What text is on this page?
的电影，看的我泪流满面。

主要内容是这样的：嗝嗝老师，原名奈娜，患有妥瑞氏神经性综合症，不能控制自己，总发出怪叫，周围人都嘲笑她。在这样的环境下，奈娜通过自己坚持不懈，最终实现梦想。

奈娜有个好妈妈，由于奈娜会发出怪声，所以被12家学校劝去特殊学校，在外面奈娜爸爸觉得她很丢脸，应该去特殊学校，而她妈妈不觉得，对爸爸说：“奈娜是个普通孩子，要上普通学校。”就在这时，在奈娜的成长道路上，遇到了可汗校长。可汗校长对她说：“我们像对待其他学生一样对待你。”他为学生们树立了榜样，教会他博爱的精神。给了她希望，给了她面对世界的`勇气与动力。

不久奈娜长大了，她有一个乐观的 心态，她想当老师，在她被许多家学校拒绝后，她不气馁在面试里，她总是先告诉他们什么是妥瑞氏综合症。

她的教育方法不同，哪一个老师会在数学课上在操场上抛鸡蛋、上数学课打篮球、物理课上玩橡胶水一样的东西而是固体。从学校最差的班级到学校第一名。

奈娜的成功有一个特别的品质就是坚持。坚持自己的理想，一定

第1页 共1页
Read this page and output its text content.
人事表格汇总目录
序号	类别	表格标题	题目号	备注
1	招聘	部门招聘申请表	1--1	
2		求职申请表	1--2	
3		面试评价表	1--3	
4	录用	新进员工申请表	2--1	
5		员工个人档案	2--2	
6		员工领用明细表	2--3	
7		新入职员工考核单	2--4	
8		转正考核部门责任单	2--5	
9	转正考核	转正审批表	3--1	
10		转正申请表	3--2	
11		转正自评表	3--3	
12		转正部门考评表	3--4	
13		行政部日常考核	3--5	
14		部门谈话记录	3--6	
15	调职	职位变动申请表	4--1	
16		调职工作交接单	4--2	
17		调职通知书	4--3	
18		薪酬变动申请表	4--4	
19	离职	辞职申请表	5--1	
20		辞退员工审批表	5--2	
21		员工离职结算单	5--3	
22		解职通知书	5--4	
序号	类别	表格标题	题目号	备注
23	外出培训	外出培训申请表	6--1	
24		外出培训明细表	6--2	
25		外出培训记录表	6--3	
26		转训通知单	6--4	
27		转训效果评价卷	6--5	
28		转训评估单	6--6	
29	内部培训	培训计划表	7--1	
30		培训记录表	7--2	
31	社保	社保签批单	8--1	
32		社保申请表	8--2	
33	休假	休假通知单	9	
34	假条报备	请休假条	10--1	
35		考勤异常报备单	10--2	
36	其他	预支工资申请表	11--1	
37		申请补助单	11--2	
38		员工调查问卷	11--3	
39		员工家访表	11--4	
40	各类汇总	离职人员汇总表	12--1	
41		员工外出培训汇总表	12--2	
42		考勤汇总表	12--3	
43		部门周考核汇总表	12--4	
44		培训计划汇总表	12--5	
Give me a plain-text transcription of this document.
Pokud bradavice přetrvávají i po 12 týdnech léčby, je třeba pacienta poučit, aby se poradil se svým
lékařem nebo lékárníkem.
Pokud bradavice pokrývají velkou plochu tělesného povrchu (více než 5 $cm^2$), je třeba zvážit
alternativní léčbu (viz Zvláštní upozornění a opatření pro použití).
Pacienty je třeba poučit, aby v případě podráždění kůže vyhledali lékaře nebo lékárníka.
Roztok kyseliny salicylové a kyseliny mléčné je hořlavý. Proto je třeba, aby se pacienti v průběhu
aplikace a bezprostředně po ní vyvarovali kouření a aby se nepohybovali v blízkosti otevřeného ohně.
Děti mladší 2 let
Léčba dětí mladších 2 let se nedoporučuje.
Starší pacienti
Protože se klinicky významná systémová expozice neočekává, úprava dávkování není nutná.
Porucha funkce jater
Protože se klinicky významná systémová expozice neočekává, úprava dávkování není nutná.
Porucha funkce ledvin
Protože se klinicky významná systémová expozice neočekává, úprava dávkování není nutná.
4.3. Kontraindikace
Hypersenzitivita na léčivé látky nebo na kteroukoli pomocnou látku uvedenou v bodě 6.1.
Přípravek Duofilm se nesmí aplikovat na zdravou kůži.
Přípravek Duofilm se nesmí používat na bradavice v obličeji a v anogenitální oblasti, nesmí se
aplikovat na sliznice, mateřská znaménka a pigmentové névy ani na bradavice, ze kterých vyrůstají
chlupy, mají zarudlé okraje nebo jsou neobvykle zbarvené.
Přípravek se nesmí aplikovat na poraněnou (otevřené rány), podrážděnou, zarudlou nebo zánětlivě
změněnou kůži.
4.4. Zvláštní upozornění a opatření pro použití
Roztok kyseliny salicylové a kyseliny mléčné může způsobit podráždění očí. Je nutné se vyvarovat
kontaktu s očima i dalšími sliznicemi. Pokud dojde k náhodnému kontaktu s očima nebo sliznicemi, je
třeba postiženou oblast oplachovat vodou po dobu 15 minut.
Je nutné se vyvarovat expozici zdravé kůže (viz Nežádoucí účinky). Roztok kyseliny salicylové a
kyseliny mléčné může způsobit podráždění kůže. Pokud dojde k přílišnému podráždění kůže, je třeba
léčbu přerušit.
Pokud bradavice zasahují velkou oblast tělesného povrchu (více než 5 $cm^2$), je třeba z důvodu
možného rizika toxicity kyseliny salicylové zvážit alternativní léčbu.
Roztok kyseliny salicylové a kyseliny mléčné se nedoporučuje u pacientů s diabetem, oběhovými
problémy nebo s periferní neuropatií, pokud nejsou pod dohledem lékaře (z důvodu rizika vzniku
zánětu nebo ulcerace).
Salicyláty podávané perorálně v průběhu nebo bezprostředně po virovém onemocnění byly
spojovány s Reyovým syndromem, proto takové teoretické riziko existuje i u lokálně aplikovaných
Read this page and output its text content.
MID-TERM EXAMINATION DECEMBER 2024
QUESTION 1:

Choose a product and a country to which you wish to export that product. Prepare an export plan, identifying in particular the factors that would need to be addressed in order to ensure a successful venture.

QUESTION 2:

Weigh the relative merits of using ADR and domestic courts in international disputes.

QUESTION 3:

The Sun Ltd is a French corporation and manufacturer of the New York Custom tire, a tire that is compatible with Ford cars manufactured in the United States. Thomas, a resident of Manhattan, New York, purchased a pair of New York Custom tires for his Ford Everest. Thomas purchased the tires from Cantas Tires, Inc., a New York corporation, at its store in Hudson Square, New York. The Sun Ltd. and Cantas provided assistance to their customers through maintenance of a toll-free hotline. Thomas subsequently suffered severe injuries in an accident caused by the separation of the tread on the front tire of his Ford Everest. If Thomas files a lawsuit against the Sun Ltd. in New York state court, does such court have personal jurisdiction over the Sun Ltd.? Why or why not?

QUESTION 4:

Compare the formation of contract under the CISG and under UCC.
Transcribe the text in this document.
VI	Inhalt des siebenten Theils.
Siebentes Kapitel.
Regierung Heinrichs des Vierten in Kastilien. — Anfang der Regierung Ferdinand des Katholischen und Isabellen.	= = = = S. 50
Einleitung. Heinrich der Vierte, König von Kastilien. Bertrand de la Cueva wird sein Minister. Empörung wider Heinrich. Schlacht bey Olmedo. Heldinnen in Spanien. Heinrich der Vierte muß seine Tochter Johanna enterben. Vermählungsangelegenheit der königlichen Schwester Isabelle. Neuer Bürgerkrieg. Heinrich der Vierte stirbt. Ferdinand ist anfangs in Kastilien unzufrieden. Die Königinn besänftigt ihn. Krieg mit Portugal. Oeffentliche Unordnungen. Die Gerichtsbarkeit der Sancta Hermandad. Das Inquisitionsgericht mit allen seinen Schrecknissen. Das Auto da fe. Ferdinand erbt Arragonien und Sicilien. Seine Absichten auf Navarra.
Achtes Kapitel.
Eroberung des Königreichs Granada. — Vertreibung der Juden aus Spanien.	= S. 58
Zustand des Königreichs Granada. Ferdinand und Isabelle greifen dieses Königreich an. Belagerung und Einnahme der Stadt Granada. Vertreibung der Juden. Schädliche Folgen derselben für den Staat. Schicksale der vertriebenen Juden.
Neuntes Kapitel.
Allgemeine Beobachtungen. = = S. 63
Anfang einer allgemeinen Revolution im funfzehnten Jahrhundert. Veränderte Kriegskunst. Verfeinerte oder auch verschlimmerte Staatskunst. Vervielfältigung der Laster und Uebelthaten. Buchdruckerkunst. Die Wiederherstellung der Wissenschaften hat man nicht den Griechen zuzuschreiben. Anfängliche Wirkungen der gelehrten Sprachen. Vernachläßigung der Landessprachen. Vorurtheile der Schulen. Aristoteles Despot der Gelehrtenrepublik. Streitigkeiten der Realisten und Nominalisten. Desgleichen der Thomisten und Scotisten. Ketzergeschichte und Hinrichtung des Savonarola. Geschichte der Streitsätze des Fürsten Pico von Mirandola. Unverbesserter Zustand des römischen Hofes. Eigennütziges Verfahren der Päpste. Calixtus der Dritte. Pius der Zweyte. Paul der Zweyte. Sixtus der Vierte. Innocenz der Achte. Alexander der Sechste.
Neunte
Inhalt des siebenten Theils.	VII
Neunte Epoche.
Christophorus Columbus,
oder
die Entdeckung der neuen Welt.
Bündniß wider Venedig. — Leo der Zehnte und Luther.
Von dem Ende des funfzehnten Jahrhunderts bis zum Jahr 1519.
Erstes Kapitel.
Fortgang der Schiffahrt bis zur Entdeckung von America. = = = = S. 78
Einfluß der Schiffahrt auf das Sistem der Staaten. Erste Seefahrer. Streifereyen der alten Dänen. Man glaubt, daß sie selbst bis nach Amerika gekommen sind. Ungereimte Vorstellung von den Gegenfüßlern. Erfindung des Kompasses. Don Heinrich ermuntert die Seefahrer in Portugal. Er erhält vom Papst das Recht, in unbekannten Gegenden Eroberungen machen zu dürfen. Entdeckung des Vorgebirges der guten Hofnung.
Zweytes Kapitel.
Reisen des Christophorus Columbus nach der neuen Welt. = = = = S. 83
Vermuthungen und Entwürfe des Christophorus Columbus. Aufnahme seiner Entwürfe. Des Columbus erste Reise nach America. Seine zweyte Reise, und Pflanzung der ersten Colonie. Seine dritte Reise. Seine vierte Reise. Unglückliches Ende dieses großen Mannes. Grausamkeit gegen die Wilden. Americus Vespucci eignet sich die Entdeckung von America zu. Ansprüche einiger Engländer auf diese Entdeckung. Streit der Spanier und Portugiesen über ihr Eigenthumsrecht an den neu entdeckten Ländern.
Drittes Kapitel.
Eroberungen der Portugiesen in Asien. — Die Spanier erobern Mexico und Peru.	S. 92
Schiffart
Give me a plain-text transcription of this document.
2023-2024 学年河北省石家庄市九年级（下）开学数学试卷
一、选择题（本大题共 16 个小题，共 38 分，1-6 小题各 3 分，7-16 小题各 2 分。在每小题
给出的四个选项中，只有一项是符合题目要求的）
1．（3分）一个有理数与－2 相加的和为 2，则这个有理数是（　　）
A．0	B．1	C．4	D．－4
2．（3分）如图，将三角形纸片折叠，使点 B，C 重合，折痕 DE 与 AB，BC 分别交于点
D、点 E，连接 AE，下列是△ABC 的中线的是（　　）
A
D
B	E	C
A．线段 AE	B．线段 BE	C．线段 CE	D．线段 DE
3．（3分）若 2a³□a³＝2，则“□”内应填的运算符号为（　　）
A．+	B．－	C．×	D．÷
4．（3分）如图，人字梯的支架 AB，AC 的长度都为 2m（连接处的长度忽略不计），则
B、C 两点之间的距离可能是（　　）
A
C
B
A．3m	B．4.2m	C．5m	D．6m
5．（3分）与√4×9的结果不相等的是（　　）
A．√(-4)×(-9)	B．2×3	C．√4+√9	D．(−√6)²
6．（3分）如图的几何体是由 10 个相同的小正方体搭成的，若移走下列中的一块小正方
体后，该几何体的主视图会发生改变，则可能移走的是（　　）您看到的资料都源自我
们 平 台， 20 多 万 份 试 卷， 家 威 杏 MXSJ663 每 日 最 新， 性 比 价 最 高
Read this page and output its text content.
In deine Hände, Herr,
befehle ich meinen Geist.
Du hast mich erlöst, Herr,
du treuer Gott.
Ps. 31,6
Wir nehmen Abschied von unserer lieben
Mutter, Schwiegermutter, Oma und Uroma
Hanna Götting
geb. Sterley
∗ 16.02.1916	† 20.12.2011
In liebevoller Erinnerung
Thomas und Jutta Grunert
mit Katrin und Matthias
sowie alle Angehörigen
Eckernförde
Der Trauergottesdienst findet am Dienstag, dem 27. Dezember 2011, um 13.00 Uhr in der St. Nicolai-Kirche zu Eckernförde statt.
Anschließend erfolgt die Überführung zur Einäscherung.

> TASK TO COMPLETE
Using the material above, report each line where "neuen" occurs.

> REPLY TO THE TASK
die Entdeckung der neuen Welt.
Reisen des Christophorus Columbus nach der neuen Welt. = = = = S. 83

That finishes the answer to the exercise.